Stored dataset items:
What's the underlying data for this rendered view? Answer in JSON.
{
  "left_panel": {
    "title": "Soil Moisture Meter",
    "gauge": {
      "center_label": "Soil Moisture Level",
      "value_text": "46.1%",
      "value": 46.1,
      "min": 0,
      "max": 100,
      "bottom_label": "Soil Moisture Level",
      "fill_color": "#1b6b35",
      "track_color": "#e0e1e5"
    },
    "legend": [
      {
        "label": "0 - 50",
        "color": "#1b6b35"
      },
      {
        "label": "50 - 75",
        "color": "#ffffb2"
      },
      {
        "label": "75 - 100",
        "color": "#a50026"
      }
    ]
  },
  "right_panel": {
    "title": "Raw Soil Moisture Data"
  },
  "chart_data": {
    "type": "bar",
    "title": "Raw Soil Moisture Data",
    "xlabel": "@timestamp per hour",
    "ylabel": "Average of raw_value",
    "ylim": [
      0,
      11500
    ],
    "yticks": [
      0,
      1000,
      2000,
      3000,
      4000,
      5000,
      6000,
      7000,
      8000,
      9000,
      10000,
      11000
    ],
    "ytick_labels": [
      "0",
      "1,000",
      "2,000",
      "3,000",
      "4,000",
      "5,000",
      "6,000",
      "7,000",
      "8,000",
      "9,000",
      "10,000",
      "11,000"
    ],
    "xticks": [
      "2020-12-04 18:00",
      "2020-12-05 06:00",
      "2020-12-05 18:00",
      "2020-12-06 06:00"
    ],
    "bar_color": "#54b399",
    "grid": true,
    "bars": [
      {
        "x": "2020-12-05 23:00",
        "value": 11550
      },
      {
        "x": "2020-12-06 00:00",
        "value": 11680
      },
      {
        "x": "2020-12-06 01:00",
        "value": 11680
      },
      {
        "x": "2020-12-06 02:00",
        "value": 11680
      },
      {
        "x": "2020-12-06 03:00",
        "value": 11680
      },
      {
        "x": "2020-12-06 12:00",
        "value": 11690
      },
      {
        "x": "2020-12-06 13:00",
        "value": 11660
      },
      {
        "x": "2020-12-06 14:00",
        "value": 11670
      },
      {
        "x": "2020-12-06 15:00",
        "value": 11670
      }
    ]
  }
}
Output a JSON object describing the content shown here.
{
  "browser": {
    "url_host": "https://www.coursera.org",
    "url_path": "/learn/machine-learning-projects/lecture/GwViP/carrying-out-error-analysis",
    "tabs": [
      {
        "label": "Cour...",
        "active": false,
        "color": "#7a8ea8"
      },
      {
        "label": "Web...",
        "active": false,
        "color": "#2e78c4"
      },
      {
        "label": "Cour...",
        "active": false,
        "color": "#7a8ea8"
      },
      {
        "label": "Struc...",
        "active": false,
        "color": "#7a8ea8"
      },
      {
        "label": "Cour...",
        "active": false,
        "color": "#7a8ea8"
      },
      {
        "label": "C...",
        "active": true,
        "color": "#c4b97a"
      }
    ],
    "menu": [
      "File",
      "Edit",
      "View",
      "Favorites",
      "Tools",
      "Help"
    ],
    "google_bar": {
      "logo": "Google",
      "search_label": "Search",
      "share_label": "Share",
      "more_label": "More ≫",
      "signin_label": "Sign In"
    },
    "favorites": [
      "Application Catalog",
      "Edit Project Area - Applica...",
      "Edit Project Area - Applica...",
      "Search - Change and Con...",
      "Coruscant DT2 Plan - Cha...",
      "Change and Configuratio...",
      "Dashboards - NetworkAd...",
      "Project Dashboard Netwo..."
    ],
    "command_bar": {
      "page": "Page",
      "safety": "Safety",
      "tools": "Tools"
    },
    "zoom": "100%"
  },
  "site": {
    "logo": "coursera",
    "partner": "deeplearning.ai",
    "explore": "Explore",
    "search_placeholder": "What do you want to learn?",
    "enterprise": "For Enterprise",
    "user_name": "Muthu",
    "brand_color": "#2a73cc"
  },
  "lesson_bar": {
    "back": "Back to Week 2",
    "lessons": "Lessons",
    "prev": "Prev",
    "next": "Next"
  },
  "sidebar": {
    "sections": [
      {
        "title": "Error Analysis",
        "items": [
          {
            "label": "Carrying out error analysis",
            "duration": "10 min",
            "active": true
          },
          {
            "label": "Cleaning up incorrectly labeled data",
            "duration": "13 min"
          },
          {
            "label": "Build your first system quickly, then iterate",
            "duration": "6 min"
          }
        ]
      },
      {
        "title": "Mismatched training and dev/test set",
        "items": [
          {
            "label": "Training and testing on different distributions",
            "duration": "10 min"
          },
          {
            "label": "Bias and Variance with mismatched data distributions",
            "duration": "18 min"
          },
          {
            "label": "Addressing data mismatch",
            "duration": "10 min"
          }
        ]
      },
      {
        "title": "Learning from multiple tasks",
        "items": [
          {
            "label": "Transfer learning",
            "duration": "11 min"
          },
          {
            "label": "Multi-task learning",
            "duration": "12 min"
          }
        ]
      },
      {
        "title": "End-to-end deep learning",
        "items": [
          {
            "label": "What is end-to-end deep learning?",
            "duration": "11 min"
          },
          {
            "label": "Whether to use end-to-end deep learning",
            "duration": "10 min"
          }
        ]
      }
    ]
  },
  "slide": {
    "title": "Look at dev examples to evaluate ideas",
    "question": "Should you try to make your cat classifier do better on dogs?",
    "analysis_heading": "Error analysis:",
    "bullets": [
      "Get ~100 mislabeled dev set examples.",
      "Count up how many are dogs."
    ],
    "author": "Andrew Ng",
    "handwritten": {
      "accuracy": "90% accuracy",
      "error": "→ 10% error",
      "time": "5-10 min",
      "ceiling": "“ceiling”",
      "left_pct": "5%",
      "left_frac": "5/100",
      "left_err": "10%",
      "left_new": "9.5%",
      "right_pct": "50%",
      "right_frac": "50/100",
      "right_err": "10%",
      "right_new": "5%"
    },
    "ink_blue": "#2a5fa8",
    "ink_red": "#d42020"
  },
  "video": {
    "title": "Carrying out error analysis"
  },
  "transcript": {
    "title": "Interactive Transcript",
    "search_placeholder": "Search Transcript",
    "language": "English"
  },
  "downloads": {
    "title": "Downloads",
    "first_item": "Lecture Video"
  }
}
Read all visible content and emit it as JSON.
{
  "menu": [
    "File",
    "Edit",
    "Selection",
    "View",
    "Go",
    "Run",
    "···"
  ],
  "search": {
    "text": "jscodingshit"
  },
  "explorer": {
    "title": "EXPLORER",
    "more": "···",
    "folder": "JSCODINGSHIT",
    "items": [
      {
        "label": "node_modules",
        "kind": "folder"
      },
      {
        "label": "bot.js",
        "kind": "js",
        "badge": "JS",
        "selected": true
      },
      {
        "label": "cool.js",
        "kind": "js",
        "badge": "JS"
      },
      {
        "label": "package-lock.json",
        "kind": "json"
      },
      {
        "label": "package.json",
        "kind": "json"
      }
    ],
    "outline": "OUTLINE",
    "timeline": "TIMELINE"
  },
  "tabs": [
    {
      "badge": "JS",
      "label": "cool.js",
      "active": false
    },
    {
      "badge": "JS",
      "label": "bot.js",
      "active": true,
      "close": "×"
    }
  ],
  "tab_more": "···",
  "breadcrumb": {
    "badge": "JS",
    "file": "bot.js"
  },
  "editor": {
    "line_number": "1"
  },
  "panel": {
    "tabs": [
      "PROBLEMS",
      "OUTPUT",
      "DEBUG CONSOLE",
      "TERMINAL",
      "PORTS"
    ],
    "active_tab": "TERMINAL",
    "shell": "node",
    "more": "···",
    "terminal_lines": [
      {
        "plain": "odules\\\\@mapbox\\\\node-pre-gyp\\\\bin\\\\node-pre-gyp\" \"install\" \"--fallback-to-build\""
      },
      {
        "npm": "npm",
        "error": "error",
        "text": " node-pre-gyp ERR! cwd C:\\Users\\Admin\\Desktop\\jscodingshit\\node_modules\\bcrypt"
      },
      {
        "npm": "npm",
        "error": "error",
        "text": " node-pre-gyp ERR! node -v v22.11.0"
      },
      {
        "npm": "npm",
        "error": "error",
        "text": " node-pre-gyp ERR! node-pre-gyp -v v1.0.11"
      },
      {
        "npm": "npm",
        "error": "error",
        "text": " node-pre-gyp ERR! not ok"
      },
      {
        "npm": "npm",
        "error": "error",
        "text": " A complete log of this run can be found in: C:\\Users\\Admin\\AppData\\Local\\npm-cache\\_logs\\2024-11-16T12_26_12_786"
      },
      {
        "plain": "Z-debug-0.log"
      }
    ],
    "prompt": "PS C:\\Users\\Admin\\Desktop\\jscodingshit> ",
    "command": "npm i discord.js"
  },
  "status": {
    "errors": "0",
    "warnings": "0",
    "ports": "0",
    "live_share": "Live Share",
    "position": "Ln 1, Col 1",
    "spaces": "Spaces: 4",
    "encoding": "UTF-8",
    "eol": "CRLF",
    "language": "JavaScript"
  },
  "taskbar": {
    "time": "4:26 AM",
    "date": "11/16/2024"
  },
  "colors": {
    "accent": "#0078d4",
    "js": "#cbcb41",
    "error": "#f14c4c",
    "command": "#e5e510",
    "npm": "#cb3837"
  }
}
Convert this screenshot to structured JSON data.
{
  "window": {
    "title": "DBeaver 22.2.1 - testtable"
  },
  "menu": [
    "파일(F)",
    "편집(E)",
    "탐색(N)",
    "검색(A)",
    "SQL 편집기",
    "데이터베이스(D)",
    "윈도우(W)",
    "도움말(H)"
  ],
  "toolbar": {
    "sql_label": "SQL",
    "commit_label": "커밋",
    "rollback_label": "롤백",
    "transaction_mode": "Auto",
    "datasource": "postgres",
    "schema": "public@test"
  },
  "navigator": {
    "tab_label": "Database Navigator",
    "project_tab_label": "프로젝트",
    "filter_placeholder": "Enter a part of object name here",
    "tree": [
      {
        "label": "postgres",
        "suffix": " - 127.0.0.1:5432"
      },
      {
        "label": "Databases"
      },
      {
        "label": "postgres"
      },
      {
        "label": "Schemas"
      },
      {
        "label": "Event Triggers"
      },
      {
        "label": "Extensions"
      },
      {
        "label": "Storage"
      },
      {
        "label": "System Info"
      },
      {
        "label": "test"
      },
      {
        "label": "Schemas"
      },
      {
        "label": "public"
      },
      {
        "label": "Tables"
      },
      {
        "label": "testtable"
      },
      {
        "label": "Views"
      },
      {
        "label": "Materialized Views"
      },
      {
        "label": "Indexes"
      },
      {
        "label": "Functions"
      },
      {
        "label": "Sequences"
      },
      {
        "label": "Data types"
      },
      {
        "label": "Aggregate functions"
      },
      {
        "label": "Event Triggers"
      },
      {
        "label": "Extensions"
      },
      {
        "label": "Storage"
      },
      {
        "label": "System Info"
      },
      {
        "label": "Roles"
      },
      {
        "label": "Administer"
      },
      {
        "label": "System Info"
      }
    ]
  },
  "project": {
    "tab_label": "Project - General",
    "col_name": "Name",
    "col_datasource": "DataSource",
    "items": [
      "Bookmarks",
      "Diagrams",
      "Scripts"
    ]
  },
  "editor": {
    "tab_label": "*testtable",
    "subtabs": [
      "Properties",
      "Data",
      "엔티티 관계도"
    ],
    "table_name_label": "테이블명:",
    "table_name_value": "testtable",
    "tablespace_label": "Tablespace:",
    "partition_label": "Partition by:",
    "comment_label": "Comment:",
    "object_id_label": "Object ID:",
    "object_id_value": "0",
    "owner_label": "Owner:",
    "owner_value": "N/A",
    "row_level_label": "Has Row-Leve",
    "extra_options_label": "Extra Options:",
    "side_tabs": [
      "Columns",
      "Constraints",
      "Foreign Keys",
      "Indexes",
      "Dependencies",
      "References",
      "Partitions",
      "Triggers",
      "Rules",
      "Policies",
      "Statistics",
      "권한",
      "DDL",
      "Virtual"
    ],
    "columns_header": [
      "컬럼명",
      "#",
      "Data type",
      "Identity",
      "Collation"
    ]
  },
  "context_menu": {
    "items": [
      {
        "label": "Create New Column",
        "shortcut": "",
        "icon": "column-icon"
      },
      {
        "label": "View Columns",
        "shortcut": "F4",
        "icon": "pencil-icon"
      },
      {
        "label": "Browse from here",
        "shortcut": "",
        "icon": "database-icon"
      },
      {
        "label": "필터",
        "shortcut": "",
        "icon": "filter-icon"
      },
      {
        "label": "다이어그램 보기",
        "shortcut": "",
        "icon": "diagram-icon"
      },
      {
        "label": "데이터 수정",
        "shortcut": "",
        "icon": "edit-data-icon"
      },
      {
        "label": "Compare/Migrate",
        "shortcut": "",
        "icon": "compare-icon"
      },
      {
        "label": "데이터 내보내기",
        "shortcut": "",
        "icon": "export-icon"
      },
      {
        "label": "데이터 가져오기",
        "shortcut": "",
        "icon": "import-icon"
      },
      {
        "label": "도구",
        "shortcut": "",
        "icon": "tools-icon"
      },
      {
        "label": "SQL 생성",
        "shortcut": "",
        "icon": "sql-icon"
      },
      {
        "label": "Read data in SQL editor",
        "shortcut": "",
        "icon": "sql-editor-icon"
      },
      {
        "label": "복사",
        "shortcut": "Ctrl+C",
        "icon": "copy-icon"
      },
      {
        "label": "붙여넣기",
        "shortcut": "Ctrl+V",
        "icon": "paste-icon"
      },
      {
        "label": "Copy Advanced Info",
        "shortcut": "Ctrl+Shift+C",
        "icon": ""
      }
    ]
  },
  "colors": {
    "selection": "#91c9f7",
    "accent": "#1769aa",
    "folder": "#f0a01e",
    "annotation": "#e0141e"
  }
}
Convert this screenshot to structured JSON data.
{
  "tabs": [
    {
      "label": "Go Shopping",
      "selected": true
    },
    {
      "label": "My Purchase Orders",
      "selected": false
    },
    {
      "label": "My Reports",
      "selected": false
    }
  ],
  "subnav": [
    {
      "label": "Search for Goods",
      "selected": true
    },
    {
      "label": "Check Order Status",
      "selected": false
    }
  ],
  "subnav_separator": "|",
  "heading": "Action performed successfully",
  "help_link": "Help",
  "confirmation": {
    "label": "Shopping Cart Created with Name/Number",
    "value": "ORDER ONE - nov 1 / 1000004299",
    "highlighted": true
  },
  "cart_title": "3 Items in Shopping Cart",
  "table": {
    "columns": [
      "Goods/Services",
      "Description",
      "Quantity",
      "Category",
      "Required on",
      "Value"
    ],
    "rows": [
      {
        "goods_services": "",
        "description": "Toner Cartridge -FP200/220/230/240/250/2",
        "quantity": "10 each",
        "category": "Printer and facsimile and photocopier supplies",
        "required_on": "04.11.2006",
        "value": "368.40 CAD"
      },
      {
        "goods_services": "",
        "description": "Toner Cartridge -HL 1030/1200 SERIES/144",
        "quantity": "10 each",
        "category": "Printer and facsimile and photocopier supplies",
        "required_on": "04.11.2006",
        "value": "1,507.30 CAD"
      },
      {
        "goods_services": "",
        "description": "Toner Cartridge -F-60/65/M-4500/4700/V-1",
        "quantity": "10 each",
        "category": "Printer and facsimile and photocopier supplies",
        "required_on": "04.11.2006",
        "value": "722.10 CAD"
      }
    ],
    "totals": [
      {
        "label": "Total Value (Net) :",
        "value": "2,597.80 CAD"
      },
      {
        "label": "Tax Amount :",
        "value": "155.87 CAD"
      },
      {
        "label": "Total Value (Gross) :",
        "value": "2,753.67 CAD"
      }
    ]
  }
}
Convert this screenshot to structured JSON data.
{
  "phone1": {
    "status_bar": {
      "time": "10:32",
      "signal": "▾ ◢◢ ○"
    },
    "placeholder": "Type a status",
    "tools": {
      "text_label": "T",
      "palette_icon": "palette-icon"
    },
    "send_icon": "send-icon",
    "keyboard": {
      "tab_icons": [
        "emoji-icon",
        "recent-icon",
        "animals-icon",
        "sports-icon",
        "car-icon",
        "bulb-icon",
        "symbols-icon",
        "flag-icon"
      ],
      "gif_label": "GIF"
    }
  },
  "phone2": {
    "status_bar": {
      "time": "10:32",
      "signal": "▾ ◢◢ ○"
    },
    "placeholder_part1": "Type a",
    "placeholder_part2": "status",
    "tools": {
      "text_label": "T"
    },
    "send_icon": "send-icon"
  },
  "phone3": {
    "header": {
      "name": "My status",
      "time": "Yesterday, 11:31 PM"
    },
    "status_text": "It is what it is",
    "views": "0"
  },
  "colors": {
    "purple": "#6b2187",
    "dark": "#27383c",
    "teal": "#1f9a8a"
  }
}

Task to complete: Find every line that has "folder" in it, then return those lines.

Exercise solution:
    "folder": "JSCODINGSHIT",
        "kind": "folder"
    "folder": "#f0a01e",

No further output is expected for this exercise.